- SOURCE:
I'm from Luxembourg and my chamber of representatives used the same 'security system' (people can't possibly guess numbers) and was also breached, obviously, since this 'problem' is known since 1991 or so, when the worldwide web was invented.
Lets be clear, editing the address line is not hacking, not in any way, shape or form. A user name and password request and getting past that is. Editing your address line on your computer and the distant server allowing it, is a fault of that distant server. A request for access was made and it as legally given, the government is screwed and a penalty should be applied for false prosecution. Strictly their fuckup, they made that information publicly accesible without any restriction and they are fucking liars and fraudsters trying to pin their incompetance on someone else. It is not a crime to edit you address bar, it is strictly their fuck up that caused it. No user name, password request and your web site is public facing, that data is free to download, you just gave it away free from all encumbrances. No different to randomly running IP addresses to download what ever you want. No layer of security, no fucking crime, they are cunts blaming someone else for their incompetence and the victim should sue the crap out of them after this is over.

- DATA:

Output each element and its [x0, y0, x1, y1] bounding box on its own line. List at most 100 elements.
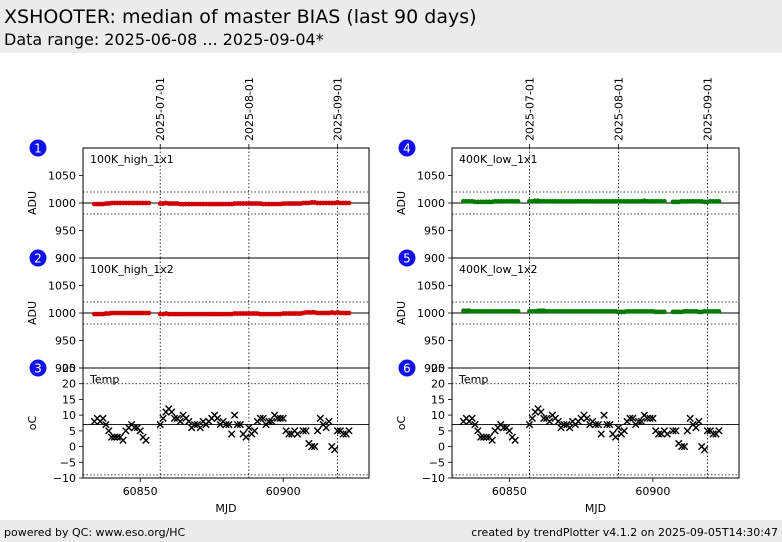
y-tick-label: 900	[55, 252, 76, 265]
temp-point-stroke	[256, 414, 265, 422]
temp-point-stroke	[545, 417, 554, 426]
temp-point	[265, 417, 273, 426]
temp-point-stroke	[285, 430, 293, 438]
temp-point	[233, 420, 242, 429]
temp-point-stroke	[471, 420, 479, 429]
bias-point	[515, 198, 521, 204]
temp-point-stroke	[468, 414, 476, 422]
x-tick-label: 60900	[266, 485, 301, 498]
x-axis-label: MJD	[585, 502, 606, 515]
temp-point	[230, 411, 239, 419]
y-axis-label: oC	[26, 415, 39, 430]
temp-point-stroke	[695, 417, 703, 426]
temp-point-stroke	[591, 420, 600, 429]
temp-point	[250, 427, 259, 435]
temp-point	[110, 433, 119, 441]
temp-point-stroke	[190, 420, 199, 429]
temp-point	[273, 414, 282, 422]
temp-point	[190, 420, 199, 429]
y-tick-label: 10	[62, 409, 76, 422]
temp-point	[672, 427, 680, 435]
panel-label: Temp	[458, 373, 488, 386]
temp-point	[276, 414, 285, 422]
temp-point-stroke	[692, 424, 700, 432]
temp-point-stroke	[339, 430, 347, 438]
temp-point	[479, 433, 488, 441]
x-axis-label: MJD	[215, 502, 236, 515]
x-tick-label: 60850	[492, 485, 527, 498]
y-tick-label: −10	[53, 472, 76, 485]
temp-point	[643, 414, 651, 422]
bias-point	[346, 200, 352, 206]
panel-badge	[29, 359, 47, 377]
temp-point-stroke	[156, 420, 164, 429]
temp-point-stroke	[302, 427, 310, 435]
temp-point-stroke	[308, 442, 316, 451]
panel-frame	[82, 367, 370, 479]
temp-point-stroke	[505, 427, 514, 435]
temp-point-stroke	[250, 427, 259, 435]
temp-point	[242, 433, 250, 441]
temp-point	[325, 417, 333, 426]
temp-point	[236, 420, 244, 429]
temp-point	[600, 411, 608, 419]
temp-point-stroke	[479, 433, 488, 441]
y-tick-label: 20	[431, 378, 445, 391]
x-tick-label: 60900	[635, 485, 670, 498]
temp-point-stroke	[643, 414, 651, 422]
temp-point	[565, 424, 574, 432]
panel-badge-number: 4	[403, 142, 411, 156]
y-tick-label: 0	[69, 441, 76, 454]
temp-point	[225, 420, 233, 429]
temp-point	[654, 430, 663, 438]
y-tick-label: 950	[424, 225, 445, 238]
temp-point-stroke	[488, 436, 496, 444]
temp-point-stroke	[600, 411, 608, 419]
temp-point-stroke	[477, 433, 485, 441]
date-tick-label: 2025-09-01	[332, 77, 345, 141]
temp-point	[299, 427, 307, 435]
temp-point-stroke	[345, 427, 353, 435]
temp-point-stroke	[474, 427, 482, 435]
temp-point-stroke	[276, 414, 285, 422]
y-tick-label: −5	[60, 456, 76, 469]
temp-point	[316, 414, 325, 422]
bias-point	[146, 200, 152, 206]
temp-point	[228, 430, 236, 438]
temp-point-stroke	[669, 427, 677, 435]
temp-point	[646, 414, 654, 422]
temp-point-stroke	[554, 417, 562, 426]
temp-point	[468, 414, 476, 422]
temp-point	[620, 427, 628, 435]
temp-point-stroke	[279, 414, 287, 422]
temp-point	[185, 417, 193, 426]
temp-point-stroke	[233, 420, 242, 429]
y-axis-label: ADU	[395, 301, 408, 325]
temp-point	[545, 417, 554, 426]
y-tick-label: 10	[431, 409, 445, 422]
temp-point	[695, 417, 703, 426]
y-tick-label: 1000	[417, 307, 445, 320]
temp-point	[310, 442, 319, 451]
temp-point-stroke	[293, 430, 302, 438]
y-tick-label: 15	[62, 393, 76, 406]
temp-point-stroke	[583, 414, 591, 422]
temp-point-stroke	[265, 417, 273, 426]
temp-point-stroke	[330, 446, 339, 454]
panel-badge	[398, 249, 416, 267]
y-tick-label: 1050	[417, 280, 445, 293]
y-tick-label: 1050	[48, 170, 76, 183]
temp-point	[176, 417, 184, 426]
temp-point	[293, 430, 302, 438]
header-bar: XSHOOTER: median of master BIAS (last 90…	[0, 0, 782, 53]
y-tick-label: 25	[431, 362, 445, 375]
temp-point	[680, 442, 689, 451]
temp-point-stroke	[119, 436, 127, 444]
panel-badge-number: 3	[34, 362, 42, 376]
temp-point	[499, 424, 508, 432]
temp-point-stroke	[683, 427, 692, 435]
temp-point	[700, 446, 709, 454]
temp-point	[159, 414, 167, 422]
temp-point	[603, 420, 611, 429]
temp-point	[345, 427, 353, 435]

- WRITTEN PROBLEM:
Revise the comment from "I'm from Luxembourg" to "web was invented.", replacing "chamber of representatives" with "parliament". The entries come from a separate source.

- FINISHED EXERCISE:
I'm from Luxembourg and my parliament used the same 'security system' (people can't possibly guess numbers) and was also breached, obviously, since this 'problem' is known since 1991 or so, when the worldwide web was invented.